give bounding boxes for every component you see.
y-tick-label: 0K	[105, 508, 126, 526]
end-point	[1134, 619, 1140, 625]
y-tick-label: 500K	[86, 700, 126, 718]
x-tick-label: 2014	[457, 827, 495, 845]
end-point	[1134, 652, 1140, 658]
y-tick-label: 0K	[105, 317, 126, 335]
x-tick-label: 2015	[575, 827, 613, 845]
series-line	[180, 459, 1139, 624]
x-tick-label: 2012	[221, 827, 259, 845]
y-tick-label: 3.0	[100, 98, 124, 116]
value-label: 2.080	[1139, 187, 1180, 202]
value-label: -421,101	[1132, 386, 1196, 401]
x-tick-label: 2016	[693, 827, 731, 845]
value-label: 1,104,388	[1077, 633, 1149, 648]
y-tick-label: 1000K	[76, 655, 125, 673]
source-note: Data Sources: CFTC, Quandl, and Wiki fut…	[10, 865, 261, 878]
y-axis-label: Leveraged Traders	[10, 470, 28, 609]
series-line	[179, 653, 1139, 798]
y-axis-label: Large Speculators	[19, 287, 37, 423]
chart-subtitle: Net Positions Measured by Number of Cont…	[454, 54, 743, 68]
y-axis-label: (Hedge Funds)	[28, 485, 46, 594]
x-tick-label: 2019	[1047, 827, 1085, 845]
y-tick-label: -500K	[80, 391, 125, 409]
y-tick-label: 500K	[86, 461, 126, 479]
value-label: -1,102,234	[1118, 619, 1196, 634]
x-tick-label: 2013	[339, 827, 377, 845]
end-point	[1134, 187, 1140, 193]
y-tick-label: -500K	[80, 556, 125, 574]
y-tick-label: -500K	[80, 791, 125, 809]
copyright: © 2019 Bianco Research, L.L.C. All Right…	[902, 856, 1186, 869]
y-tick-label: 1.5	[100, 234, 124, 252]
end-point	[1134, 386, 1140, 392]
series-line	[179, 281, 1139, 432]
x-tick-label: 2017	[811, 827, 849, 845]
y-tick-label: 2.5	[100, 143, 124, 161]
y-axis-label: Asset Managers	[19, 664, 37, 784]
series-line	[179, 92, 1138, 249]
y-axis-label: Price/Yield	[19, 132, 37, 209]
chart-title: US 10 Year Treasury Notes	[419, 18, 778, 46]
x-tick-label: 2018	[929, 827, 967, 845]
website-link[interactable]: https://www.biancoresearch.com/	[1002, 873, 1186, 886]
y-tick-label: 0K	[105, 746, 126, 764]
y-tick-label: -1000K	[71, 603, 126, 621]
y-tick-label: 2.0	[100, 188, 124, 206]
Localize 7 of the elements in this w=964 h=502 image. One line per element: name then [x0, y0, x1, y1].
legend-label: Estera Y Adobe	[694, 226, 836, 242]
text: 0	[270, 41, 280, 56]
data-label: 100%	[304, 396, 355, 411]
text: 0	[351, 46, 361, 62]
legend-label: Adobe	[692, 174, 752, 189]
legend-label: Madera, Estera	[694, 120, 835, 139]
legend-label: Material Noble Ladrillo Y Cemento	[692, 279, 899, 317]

_Alıştırma amacı_:
Materyaldeki tüm satırları, her satıra bir dize düşecek biçimde bir JSON dize listesi olarak verin. Boş satırları listeye almayın.

_Elde edilen çıktı_:
[
  "give bounding boxes for every component you see.",
  "y-tick-label: 0K\t[105, 508, 126, 526]",
  "end-point\t[1134, 619, 1140, 625]",
  "y-tick-label: 500K\t[86, 700, 126, 718]",
  "x-tick-label: 2014\t[457, 827, 495, 845]",
  "end-point\t[1134, 652, 1140, 658]",
  "y-tick-label: 0K\t[105, 317, 126, 335]",
  "x-tick-label: 2015\t[575, 827, 613, 845]",
  "series-line\t[180, 459, 1139, 624]",
  "x-tick-label: 2012\t[221, 827, 259, 845]",
  "y-tick-label: 3.0\t[100, 98, 124, 116]",
  "value-label: 2.080\t[1139, 187, 1180, 202]",
  "value-label: -421,101\t[1132, 386, 1196, 401]",
  "x-tick-label: 2016\t[693, 827, 731, 845]",
  "value-label: 1,104,388\t[1077, 633, 1149, 648]",
  "y-tick-label: 1000K\t[76, 655, 125, 673]",
  "source-note: Data Sources: CFTC, Quandl, and Wiki fut…\t[10, 865, 261, 878]",
  "y-axis-label: Leveraged Traders\t[10, 470, 28, 609]",
  "series-line\t[179, 653, 1139, 798]",
  "y-axis-label: Large Speculators\t[19, 287, 37, 423]",
  "chart-subtitle: Net Positions Measured by Number of Cont…\t[454, 54, 743, 68]",
  "y-axis-label: (Hedge Funds)\t[28, 485, 46, 594]",
  "x-tick-label: 2019\t[1047, 827, 1085, 845]",
  "y-tick-label: -500K\t[80, 391, 125, 409]",
  "y-tick-label: 500K\t[86, 461, 126, 479]",
  "value-label: -1,102,234\t[1118, 619, 1196, 634]",
  "x-tick-label: 2013\t[339, 827, 377, 845]",
  "end-point\t[1134, 187, 1140, 193]",
  "y-tick-label: -500K\t[80, 556, 125, 574]",
  "y-tick-label: -500K\t[80, 791, 125, 809]",
  "copyright: © 2019 Bianco Research, L.L.C. All Right…\t[902, 856, 1186, 869]",
  "y-tick-label: 1.5\t[100, 234, 124, 252]",
  "end-point\t[1134, 386, 1140, 392]",
  "series-line\t[179, 281, 1139, 432]",
  "x-tick-label: 2017\t[811, 827, 849, 845]",
  "y-tick-label: 2.5\t[100, 143, 124, 161]",
  "y-axis-label: Asset Managers\t[19, 664, 37, 784]",
  "series-line\t[179, 92, 1138, 249]",
  "y-axis-label: Price/Yield\t[19, 132, 37, 209]",
  "chart-title: US 10 Year Treasury Notes\t[419, 18, 778, 46]",
  "x-tick-label: 2018\t[929, 827, 967, 845]",
  "website-link[interactable]: https://www.biancoresearch.com/\t[1002, 873, 1186, 886]",
  "y-tick-label: 0K\t[105, 746, 126, 764]",
  "y-tick-label: -1000K\t[71, 603, 126, 621]",
  "y-tick-label: 2.0\t[100, 188, 124, 206]",
  "Localize 7 of the elements in this w=964 h=502 image. One line per element: name then [x0, y0, x1, y1].",
  "legend-label: Estera Y Adobe\t[694, 226, 836, 242]",
  "text: 0\t[270, 41, 280, 56]",
  "data-label: 100%\t[304, 396, 355, 411]",
  "text: 0\t[351, 46, 361, 62]",
  "legend-label: Adobe\t[692, 174, 752, 189]",
  "legend-label: Madera, Estera\t[694, 120, 835, 139]",
  "legend-label: Material Noble Ladrillo Y Cemento\t[692, 279, 899, 317]"
]